> **What is expected**:
Each line of the material must be returned exactly.
** Begin Recorded information **
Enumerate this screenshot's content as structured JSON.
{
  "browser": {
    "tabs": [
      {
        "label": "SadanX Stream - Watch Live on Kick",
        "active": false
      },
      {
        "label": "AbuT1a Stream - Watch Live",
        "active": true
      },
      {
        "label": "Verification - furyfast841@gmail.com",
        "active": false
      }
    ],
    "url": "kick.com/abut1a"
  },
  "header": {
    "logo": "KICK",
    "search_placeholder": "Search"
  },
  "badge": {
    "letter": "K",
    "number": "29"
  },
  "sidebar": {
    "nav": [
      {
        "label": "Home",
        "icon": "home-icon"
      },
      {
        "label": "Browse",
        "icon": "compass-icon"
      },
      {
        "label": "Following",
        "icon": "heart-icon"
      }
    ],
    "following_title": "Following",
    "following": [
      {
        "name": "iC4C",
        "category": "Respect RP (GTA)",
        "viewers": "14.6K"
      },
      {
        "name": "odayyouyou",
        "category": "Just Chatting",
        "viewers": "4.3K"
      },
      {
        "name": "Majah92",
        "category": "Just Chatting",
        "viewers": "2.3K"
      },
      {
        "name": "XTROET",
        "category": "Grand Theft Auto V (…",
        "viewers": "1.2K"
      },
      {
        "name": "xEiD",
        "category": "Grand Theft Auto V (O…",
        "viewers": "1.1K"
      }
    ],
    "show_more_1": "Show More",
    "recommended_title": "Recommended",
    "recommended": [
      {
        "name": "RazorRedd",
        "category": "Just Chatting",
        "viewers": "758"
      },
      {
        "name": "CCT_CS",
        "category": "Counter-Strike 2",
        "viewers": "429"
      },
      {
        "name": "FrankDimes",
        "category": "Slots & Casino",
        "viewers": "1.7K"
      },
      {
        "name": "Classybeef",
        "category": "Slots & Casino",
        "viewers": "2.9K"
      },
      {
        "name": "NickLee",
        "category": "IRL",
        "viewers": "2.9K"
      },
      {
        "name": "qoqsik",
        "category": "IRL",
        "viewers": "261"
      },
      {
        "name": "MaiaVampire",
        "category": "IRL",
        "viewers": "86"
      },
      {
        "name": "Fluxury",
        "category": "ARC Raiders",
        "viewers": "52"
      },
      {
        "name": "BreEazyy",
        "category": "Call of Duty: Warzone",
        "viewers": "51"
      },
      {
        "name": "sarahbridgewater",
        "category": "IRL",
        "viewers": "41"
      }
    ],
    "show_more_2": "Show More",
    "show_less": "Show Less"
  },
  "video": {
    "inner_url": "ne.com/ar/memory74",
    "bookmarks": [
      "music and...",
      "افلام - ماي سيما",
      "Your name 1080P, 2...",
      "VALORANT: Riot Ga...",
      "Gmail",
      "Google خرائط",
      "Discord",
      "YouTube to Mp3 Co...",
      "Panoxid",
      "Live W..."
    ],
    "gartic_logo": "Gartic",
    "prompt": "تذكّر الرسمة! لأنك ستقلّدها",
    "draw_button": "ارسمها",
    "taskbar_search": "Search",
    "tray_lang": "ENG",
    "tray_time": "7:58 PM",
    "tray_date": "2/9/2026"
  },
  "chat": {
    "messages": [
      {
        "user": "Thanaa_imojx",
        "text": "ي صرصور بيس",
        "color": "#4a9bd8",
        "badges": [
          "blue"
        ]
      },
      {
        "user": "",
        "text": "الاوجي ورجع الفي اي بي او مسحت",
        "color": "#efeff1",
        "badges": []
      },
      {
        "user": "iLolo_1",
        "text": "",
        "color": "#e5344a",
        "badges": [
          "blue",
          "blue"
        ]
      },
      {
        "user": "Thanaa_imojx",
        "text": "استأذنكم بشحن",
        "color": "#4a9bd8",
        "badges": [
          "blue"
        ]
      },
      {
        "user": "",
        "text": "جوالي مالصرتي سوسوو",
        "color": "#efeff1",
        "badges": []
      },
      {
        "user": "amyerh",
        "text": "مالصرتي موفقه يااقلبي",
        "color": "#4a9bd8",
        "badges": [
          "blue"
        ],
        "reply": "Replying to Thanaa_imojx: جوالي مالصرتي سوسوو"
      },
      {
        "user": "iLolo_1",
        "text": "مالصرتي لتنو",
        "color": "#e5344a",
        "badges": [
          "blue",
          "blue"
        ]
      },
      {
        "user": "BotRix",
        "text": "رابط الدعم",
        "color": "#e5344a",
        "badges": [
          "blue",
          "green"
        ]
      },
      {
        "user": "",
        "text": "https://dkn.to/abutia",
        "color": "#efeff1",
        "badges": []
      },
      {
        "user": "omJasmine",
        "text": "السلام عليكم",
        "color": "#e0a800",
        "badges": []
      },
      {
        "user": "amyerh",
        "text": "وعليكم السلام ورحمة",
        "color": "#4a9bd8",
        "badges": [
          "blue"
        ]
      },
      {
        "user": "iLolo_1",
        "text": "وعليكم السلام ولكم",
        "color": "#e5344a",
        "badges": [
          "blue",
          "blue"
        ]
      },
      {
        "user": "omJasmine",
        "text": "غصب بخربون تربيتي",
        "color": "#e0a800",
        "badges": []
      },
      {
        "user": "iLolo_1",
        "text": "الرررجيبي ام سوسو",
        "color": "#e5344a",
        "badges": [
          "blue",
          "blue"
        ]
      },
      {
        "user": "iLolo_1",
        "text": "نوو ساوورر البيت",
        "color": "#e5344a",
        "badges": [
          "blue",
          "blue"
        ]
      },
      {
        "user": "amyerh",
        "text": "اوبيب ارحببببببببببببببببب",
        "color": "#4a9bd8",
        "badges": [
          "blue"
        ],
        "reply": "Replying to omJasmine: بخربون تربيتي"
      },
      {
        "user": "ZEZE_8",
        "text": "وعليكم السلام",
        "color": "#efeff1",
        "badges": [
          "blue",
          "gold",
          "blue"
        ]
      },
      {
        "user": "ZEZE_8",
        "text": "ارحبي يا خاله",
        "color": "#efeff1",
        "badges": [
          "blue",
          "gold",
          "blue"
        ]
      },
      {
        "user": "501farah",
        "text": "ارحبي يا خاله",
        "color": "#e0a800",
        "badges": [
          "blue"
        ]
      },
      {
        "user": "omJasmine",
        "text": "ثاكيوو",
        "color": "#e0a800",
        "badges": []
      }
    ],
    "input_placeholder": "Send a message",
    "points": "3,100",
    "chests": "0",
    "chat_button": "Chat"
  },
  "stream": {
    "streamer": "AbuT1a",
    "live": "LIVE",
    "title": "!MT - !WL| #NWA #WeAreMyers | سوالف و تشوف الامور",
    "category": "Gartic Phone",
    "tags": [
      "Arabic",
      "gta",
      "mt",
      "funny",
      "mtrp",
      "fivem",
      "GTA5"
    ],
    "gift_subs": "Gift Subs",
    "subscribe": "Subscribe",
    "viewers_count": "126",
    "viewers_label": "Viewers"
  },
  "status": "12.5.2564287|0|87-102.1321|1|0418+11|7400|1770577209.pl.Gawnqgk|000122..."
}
** End Recorded information **
> **Task response**:
Enumerate this screenshot's content as structured JSON.
{
  "browser": {
    "tabs": [
      {
        "label": "SadanX Stream - Watch Live on Kick",
        "active": false
      },
      {
        "label": "AbuT1a Stream - Watch Live",
        "active": true
      },
      {
        "label": "Verification - furyfast841@gmail.com",
        "active": false
      }
    ],
    "url": "kick.com/abut1a"
  },
  "header": {
    "logo": "KICK",
    "search_placeholder": "Search"
  },
  "badge": {
    "letter": "K",
    "number": "29"
  },
  "sidebar": {
    "nav": [
      {
        "label": "Home",
        "icon": "home-icon"
      },
      {
        "label": "Browse",
        "icon": "compass-icon"
      },
      {
        "label": "Following",
        "icon": "heart-icon"
      }
    ],
    "following_title": "Following",
    "following": [
      {
        "name": "iC4C",
        "category": "Respect RP (GTA)",
        "viewers": "14.6K"
      },
      {
        "name": "odayyouyou",
        "category": "Just Chatting",
        "viewers": "4.3K"
      },
      {
        "name": "Majah92",
        "category": "Just Chatting",
        "viewers": "2.3K"
      },
      {
        "name": "XTROET",
        "category": "Grand Theft Auto V (…",
        "viewers": "1.2K"
      },
      {
        "name": "xEiD",
        "category": "Grand Theft Auto V (O…",
        "viewers": "1.1K"
      }
    ],
    "show_more_1": "Show More",
    "recommended_title": "Recommended",
    "recommended": [
      {
        "name": "RazorRedd",
        "category": "Just Chatting",
        "viewers": "758"
      },
      {
        "name": "CCT_CS",
        "category": "Counter-Strike 2",
        "viewers": "429"
      },
      {
        "name": "FrankDimes",
        "category": "Slots & Casino",
        "viewers": "1.7K"
      },
      {
        "name": "Classybeef",
        "category": "Slots & Casino",
        "viewers": "2.9K"
      },
      {
        "name": "NickLee",
        "category": "IRL",
        "viewers": "2.9K"
      },
      {
        "name": "qoqsik",
        "category": "IRL",
        "viewers": "261"
      },
      {
        "name": "MaiaVampire",
        "category": "IRL",
        "viewers": "86"
      },
      {
        "name": "Fluxury",
        "category": "ARC Raiders",
        "viewers": "52"
      },
      {
        "name": "BreEazyy",
        "category": "Call of Duty: Warzone",
        "viewers": "51"
      },
      {
        "name": "sarahbridgewater",
        "category": "IRL",
        "viewers": "41"
      }
    ],
    "show_more_2": "Show More",
    "show_less": "Show Less"
  },
  "video": {
    "inner_url": "ne.com/ar/memory74",
    "bookmarks": [
      "music and...",
      "افلام - ماي سيما",
      "Your name 1080P, 2...",
      "VALORANT: Riot Ga...",
      "Gmail",
      "Google خرائط",
      "Discord",
      "YouTube to Mp3 Co...",
      "Panoxid",
      "Live W..."
    ],
    "gartic_logo": "Gartic",
    "prompt": "تذكّر الرسمة! لأنك ستقلّدها",
    "draw_button": "ارسمها",
    "taskbar_search": "Search",
    "tray_lang": "ENG",
    "tray_time": "7:58 PM",
    "tray_date": "2/9/2026"
  },
  "chat": {
    "messages": [
      {
        "user": "Thanaa_imojx",
        "text": "ي صرصور بيس",
        "color": "#4a9bd8",
        "badges": [
          "blue"
        ]
      },
      {
        "user": "",
        "text": "الاوجي ورجع الفي اي بي او مسحت",
        "color": "#efeff1",
        "badges": []
      },
      {
        "user": "iLolo_1",
        "text": "",
        "color": "#e5344a",
        "badges": [
          "blue",
          "blue"
        ]
      },
      {
        "user": "Thanaa_imojx",
        "text": "استأذنكم بشحن",
        "color": "#4a9bd8",
        "badges": [
          "blue"
        ]
      },
      {
        "user": "",
        "text": "جوالي مالصرتي سوسوو",
        "color": "#efeff1",
        "badges": []
      },
      {
        "user": "amyerh",
        "text": "مالصرتي موفقه يااقلبي",
        "color": "#4a9bd8",
        "badges": [
          "blue"
        ],
        "reply": "Replying to Thanaa_imojx: جوالي مالصرتي سوسوو"
      },
      {
        "user": "iLolo_1",
        "text": "مالصرتي لتنو",
        "color": "#e5344a",
        "badges": [
          "blue",
          "blue"
        ]
      },
      {
        "user": "BotRix",
        "text": "رابط الدعم",
        "color": "#e5344a",
        "badges": [
          "blue",
          "green"
        ]
      },
      {
        "user": "",
        "text": "https://dkn.to/abutia",
        "color": "#efeff1",
        "badges": []
      },
      {
        "user": "omJasmine",
        "text": "السلام عليكم",
        "color": "#e0a800",
        "badges": []
      },
      {
        "user": "amyerh",
        "text": "وعليكم السلام ورحمة",
        "color": "#4a9bd8",
        "badges": [
          "blue"
        ]
      },
      {
        "user": "iLolo_1",
        "text": "وعليكم السلام ولكم",
        "color": "#e5344a",
        "badges": [
          "blue",
          "blue"
        ]
      },
      {
        "user": "omJasmine",
        "text": "غصب بخربون تربيتي",
        "color": "#e0a800",
        "badges": []
      },
      {
        "user": "iLolo_1",
        "text": "الرررجيبي ام سوسو",
        "color": "#e5344a",
        "badges": [
          "blue",
          "blue"
        ]
      },
      {
        "user": "iLolo_1",
        "text": "نوو ساوورر البيت",
        "color": "#e5344a",
        "badges": [
          "blue",
          "blue"
        ]
      },
      {
        "user": "amyerh",
        "text": "اوبيب ارحببببببببببببببببب",
        "color": "#4a9bd8",
        "badges": [
          "blue"
        ],
        "reply": "Replying to omJasmine: بخربون تربيتي"
      },
      {
        "user": "ZEZE_8",
        "text": "وعليكم السلام",
        "color": "#efeff1",
        "badges": [
          "blue",
          "gold",
          "blue"
        ]
      },
      {
        "user": "ZEZE_8",
        "text": "ارحبي يا خاله",
        "color": "#efeff1",
        "badges": [
          "blue",
          "gold",
          "blue"
        ]
      },
      {
        "user": "501farah",
        "text": "ارحبي يا خاله",
        "color": "#e0a800",
        "badges": [
          "blue"
        ]
      },
      {
        "user": "omJasmine",
        "text": "ثاكيوو",
        "color": "#e0a800",
        "badges": []
      }
    ],
    "input_placeholder": "Send a message",
    "points": "3,100",
    "chests": "0",
    "chat_button": "Chat"
  },
  "stream": {
    "streamer": "AbuT1a",
    "live": "LIVE",
    "title": "!MT - !WL| #NWA #WeAreMyers | سوالف و تشوف الامور",
    "category": "Gartic Phone",
    "tags": [
      "Arabic",
      "gta",
      "mt",
      "funny",
      "mtrp",
      "fivem",
      "GTA5"
    ],
    "gift_subs": "Gift Subs",
    "subscribe": "Subscribe",
    "viewers_count": "126",
    "viewers_label": "Viewers"
  },
  "status": "12.5.2564287|0|87-102.1321|1|0418+11|7400|1770577209.pl.Gawnqgk|000122..."
}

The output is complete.